Data excerpts:
------

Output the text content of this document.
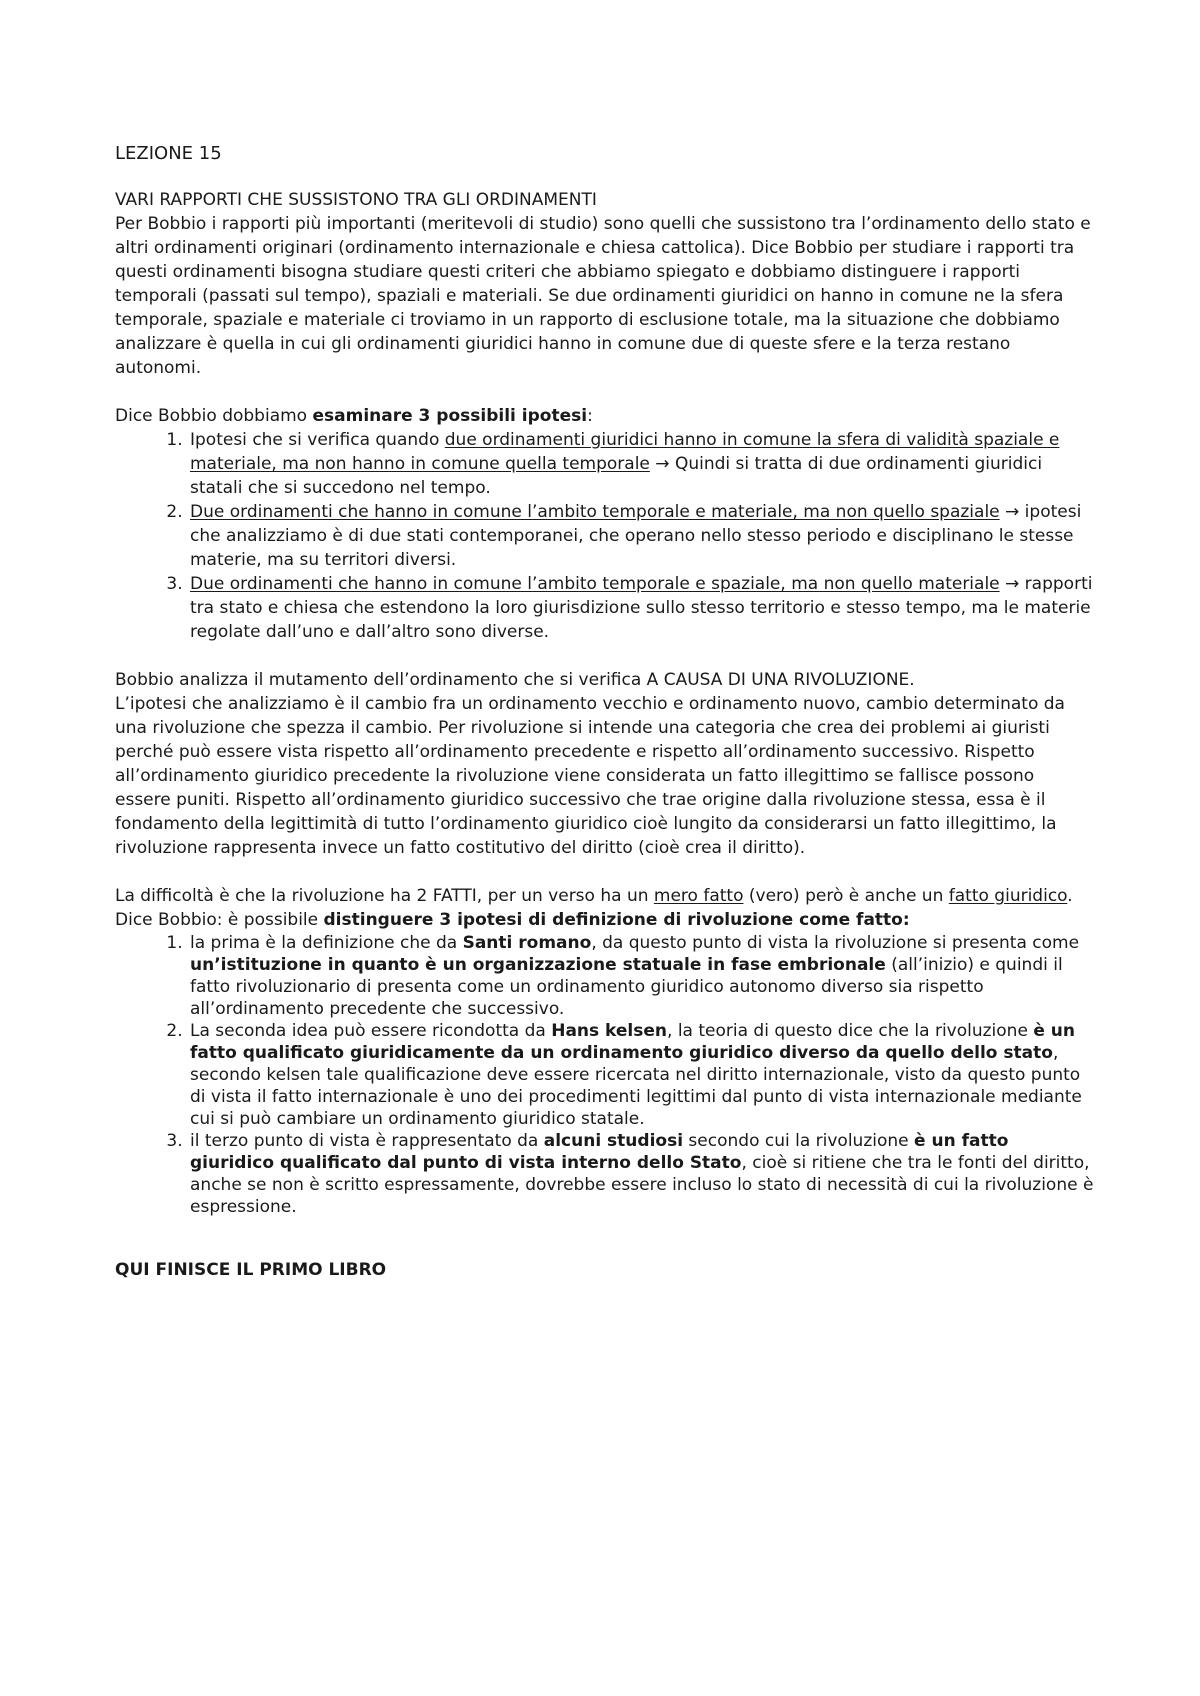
LEZIONE 15

VARI RAPPORTI CHE SUSSISTONO TRA GLI ORDINAMENTI

Per Bobbio i rapporti più importanti (meritevoli di studio) sono quelli che sussistono tra l’ordinamento dello stato e altri ordinamenti originari (ordinamento internazionale e chiesa cattolica). Dice Bobbio per studiare i rapporti tra questi ordinamenti bisogna studiare questi criteri che abbiamo spiegato e dobbiamo distinguere i rapporti temporali (passati sul tempo), spaziali e materiali. Se due ordinamenti giuridici on hanno in comune ne la sfera temporale, spaziale e materiale ci troviamo in un rapporto di esclusione totale, ma la situazione che dobbiamo analizzare è quella in cui gli ordinamenti giuridici hanno in comune due di queste sfere e la terza restano autonomi.

Dice Bobbio dobbiamo esaminare 3 possibili ipotesi:

1. Ipotesi che si verifica quando due ordinamenti giuridici hanno in comune la sfera di validità spaziale e materiale, ma non hanno in comune quella temporale → Quindi si tratta di due ordinamenti giuridici statali che si succedono nel tempo.
2. Due ordinamenti che hanno in comune l’ambito temporale e materiale, ma non quello spaziale → ipotesi che analizziamo è di due stati contemporanei, che operano nello stesso periodo e disciplinano le stesse materie, ma su territori diversi.
3. Due ordinamenti che hanno in comune l’ambito temporale e spaziale, ma non quello materiale → rapporti tra stato e chiesa che estendono la loro giurisdizione sullo stesso territorio e stesso tempo, ma le materie regolate dall’uno e dall’altro sono diverse.

Bobbio analizza il mutamento dell’ordinamento che si verifica A CAUSA DI UNA RIVOLUZIONE.

L’ipotesi che analizziamo è il cambio fra un ordinamento vecchio e ordinamento nuovo, cambio determinato da una rivoluzione che spezza il cambio. Per rivoluzione si intende una categoria che crea dei problemi ai giuristi perché può essere vista rispetto all’ordinamento precedente e rispetto all’ordinamento successivo. Rispetto all’ordinamento giuridico precedente la rivoluzione viene considerata un fatto illegittimo se fallisce possono essere puniti. Rispetto all’ordinamento giuridico successivo che trae origine dalla rivoluzione stessa, essa è il fondamento della legittimità di tutto l’ordinamento giuridico cioè lungito da considerarsi un fatto illegittimo, la rivoluzione rappresenta invece un fatto costitutivo del diritto (cioè crea il diritto).

La difficoltà è che la rivoluzione ha 2 FATTI, per un verso ha un mero fatto (vero) però è anche un fatto giuridico.

Dice Bobbio: è possibile distinguere 3 ipotesi di definizione di rivoluzione come fatto:

1. la prima è la definizione che da Santi romano, da questo punto di vista la rivoluzione si presenta come un’istituzione in quanto è un organizzazione statuale in fase embrionale (all’inizio) e quindi il fatto rivoluzionario di presenta come un ordinamento giuridico autonomo diverso sia rispetto all’ordinamento precedente che successivo.
2. La seconda idea può essere ricondotta da Hans kelsen, la teoria di questo dice che la rivoluzione è un fatto qualificato giuridicamente da un ordinamento giuridico diverso da quello dello stato, secondo kelsen tale qualificazione deve essere ricercata nel diritto internazionale, visto da questo punto di vista il fatto internazionale è uno dei procedimenti legittimi dal punto di vista internazionale mediante cui si può cambiare un ordinamento giuridico statale.
3. il terzo punto di vista è rappresentato da alcuni studiosi secondo cui la rivoluzione è un fatto giuridico qualificato dal punto di vista interno dello Stato, cioè si ritiene che tra le fonti del diritto, anche se non è scritto espressamente, dovrebbe essere incluso lo stato di necessità di cui la rivoluzione è espressione.

QUI FINISCE IL PRIMO LIBRO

------

PROBLEM STATEMENT
Reproduce each line exactly as it appears, omitting the pictures.

FINISHED EXERCISE
Output the text content of this document.
LEZIONE 15

VARI RAPPORTI CHE SUSSISTONO TRA GLI ORDINAMENTI

Per Bobbio i rapporti più importanti (meritevoli di studio) sono quelli che sussistono tra l’ordinamento dello stato e altri ordinamenti originari (ordinamento internazionale e chiesa cattolica). Dice Bobbio per studiare i rapporti tra questi ordinamenti bisogna studiare questi criteri che abbiamo spiegato e dobbiamo distinguere i rapporti temporali (passati sul tempo), spaziali e materiali. Se due ordinamenti giuridici on hanno in comune ne la sfera temporale, spaziale e materiale ci troviamo in un rapporto di esclusione totale, ma la situazione che dobbiamo analizzare è quella in cui gli ordinamenti giuridici hanno in comune due di queste sfere e la terza restano autonomi.

Dice Bobbio dobbiamo esaminare 3 possibili ipotesi:

1. Ipotesi che si verifica quando due ordinamenti giuridici hanno in comune la sfera di validità spaziale e materiale, ma non hanno in comune quella temporale → Quindi si tratta di due ordinamenti giuridici statali che si succedono nel tempo.
2. Due ordinamenti che hanno in comune l’ambito temporale e materiale, ma non quello spaziale → ipotesi che analizziamo è di due stati contemporanei, che operano nello stesso periodo e disciplinano le stesse materie, ma su territori diversi.
3. Due ordinamenti che hanno in comune l’ambito temporale e spaziale, ma non quello materiale → rapporti tra stato e chiesa che estendono la loro giurisdizione sullo stesso territorio e stesso tempo, ma le materie regolate dall’uno e dall’altro sono diverse.

Bobbio analizza il mutamento dell’ordinamento che si verifica A CAUSA DI UNA RIVOLUZIONE.

L’ipotesi che analizziamo è il cambio fra un ordinamento vecchio e ordinamento nuovo, cambio determinato da una rivoluzione che spezza il cambio. Per rivoluzione si intende una categoria che crea dei problemi ai giuristi perché può essere vista rispetto all’ordinamento precedente e rispetto all’ordinamento successivo. Rispetto all’ordinamento giuridico precedente la rivoluzione viene considerata un fatto illegittimo se fallisce possono essere puniti. Rispetto all’ordinamento giuridico successivo che trae origine dalla rivoluzione stessa, essa è il fondamento della legittimità di tutto l’ordinamento giuridico cioè lungito da considerarsi un fatto illegittimo, la rivoluzione rappresenta invece un fatto costitutivo del diritto (cioè crea il diritto).

La difficoltà è che la rivoluzione ha 2 FATTI, per un verso ha un mero fatto (vero) però è anche un fatto giuridico.

Dice Bobbio: è possibile distinguere 3 ipotesi di definizione di rivoluzione come fatto:

1. la prima è la definizione che da Santi romano, da questo punto di vista la rivoluzione si presenta come un’istituzione in quanto è un organizzazione statuale in fase embrionale (all’inizio) e quindi il fatto rivoluzionario di presenta come un ordinamento giuridico autonomo diverso sia rispetto all’ordinamento precedente che successivo.
2. La seconda idea può essere ricondotta da Hans kelsen, la teoria di questo dice che la rivoluzione è un fatto qualificato giuridicamente da un ordinamento giuridico diverso da quello dello stato, secondo kelsen tale qualificazione deve essere ricercata nel diritto internazionale, visto da questo punto di vista il fatto internazionale è uno dei procedimenti legittimi dal punto di vista internazionale mediante cui si può cambiare un ordinamento giuridico statale.
3. il terzo punto di vista è rappresentato da alcuni studiosi secondo cui la rivoluzione è un fatto giuridico qualificato dal punto di vista interno dello Stato, cioè si ritiene che tra le fonti del diritto, anche se non è scritto espressamente, dovrebbe essere incluso lo stato di necessità di cui la rivoluzione è espressione.

QUI FINISCE IL PRIMO LIBRO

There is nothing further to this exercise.